▸ Work required: Give only the number of lines in the listing below where the string "Corso" occurs.

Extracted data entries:
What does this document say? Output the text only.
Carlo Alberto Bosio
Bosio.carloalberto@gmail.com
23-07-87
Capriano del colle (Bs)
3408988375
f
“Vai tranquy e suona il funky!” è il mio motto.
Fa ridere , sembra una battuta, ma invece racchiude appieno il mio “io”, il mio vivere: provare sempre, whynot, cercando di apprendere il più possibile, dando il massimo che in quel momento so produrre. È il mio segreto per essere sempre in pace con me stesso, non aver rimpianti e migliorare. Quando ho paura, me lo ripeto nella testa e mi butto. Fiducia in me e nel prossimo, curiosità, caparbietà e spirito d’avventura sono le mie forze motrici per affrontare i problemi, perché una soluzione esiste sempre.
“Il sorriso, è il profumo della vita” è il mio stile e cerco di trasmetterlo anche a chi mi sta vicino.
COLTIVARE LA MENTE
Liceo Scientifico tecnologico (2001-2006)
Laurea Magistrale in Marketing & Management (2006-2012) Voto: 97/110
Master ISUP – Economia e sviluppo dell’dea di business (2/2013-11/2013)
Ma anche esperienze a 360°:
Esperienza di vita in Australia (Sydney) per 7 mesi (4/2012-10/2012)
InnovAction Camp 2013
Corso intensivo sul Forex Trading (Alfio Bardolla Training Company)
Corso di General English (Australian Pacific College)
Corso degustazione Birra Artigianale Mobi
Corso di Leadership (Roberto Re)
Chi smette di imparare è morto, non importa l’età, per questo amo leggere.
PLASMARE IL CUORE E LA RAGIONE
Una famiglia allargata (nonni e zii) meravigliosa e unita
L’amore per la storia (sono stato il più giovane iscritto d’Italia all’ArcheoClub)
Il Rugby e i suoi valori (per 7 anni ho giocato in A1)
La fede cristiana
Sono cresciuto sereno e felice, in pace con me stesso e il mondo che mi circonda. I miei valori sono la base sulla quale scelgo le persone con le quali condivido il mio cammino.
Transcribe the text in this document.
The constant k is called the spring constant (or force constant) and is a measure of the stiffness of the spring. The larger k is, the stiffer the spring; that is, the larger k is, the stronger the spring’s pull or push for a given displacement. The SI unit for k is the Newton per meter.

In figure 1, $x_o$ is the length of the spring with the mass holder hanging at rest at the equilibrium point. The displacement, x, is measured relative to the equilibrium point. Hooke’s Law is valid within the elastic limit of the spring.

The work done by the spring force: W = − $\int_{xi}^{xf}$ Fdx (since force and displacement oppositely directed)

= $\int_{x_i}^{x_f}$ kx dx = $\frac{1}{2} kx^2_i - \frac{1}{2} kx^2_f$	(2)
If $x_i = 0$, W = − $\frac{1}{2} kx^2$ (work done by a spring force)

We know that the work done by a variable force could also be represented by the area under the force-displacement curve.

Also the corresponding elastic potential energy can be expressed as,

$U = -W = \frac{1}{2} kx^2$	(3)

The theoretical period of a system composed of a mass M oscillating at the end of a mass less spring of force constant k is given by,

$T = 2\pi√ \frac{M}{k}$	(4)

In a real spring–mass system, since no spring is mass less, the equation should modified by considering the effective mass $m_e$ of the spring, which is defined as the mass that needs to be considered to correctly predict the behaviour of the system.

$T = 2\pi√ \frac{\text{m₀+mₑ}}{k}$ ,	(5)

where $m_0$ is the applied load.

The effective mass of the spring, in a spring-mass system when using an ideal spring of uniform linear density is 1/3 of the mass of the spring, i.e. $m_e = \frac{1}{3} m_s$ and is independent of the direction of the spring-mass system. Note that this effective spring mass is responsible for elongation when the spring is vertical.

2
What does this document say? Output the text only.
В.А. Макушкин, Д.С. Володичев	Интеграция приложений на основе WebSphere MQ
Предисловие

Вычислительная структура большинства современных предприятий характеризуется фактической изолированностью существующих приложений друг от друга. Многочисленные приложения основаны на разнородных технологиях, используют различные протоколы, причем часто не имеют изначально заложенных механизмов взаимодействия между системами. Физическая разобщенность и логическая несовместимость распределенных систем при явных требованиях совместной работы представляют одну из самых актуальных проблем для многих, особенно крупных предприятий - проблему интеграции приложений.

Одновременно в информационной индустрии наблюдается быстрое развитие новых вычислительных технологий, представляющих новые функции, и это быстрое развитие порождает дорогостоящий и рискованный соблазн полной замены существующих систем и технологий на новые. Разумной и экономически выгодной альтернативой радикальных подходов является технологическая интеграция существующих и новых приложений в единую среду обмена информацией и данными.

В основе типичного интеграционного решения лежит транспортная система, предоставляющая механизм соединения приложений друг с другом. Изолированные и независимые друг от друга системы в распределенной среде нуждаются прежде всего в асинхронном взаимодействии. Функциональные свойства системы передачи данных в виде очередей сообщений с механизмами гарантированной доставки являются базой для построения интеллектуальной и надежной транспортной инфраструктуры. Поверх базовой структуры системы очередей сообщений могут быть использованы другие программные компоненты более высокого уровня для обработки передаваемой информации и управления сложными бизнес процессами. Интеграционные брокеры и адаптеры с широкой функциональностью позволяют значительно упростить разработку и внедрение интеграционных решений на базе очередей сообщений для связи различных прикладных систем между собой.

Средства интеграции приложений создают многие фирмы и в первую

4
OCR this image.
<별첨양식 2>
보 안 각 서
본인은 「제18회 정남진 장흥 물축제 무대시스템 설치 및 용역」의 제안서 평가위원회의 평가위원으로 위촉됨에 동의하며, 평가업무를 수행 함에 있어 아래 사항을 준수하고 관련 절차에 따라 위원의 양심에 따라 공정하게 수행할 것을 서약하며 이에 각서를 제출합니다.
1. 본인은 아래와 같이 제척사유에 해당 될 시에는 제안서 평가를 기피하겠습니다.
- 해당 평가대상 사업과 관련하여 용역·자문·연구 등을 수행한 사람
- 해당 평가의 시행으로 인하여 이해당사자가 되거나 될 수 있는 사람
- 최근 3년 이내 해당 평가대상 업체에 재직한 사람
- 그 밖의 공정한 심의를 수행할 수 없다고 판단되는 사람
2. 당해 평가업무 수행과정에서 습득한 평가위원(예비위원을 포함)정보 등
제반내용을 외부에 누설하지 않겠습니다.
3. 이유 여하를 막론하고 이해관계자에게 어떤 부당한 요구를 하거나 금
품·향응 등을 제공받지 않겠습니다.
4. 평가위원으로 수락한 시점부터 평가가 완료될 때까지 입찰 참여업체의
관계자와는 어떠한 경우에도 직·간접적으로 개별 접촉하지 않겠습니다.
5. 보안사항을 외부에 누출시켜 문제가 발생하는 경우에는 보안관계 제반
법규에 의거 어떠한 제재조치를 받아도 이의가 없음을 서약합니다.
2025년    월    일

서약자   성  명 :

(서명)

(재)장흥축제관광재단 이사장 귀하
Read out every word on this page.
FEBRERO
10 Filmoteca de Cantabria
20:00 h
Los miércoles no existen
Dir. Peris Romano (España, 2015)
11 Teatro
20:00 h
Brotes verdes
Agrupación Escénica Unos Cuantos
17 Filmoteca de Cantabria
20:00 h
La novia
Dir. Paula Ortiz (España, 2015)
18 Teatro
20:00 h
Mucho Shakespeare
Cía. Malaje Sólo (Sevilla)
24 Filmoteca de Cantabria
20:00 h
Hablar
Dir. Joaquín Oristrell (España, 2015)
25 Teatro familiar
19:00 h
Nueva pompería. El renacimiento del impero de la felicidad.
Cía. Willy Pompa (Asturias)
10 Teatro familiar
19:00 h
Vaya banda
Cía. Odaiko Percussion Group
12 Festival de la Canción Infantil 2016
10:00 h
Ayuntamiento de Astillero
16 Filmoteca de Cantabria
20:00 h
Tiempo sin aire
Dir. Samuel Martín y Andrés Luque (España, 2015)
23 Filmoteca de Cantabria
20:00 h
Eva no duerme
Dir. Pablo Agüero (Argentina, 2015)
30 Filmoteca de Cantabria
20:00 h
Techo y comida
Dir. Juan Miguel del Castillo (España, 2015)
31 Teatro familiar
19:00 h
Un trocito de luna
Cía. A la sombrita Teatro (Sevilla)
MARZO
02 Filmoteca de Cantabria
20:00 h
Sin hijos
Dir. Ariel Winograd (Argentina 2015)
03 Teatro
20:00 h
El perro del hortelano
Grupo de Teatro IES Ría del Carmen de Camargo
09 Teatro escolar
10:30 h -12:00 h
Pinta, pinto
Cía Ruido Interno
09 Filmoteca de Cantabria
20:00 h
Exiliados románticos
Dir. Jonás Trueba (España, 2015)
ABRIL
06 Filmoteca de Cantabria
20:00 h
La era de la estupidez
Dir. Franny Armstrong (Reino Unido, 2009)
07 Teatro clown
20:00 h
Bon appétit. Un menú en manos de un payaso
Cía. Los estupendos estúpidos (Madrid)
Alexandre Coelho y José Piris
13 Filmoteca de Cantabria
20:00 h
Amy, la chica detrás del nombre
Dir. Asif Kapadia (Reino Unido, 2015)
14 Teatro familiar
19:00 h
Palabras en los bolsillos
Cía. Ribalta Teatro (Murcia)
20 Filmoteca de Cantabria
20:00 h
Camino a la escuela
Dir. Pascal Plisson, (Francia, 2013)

▸ Response to the exercise: 4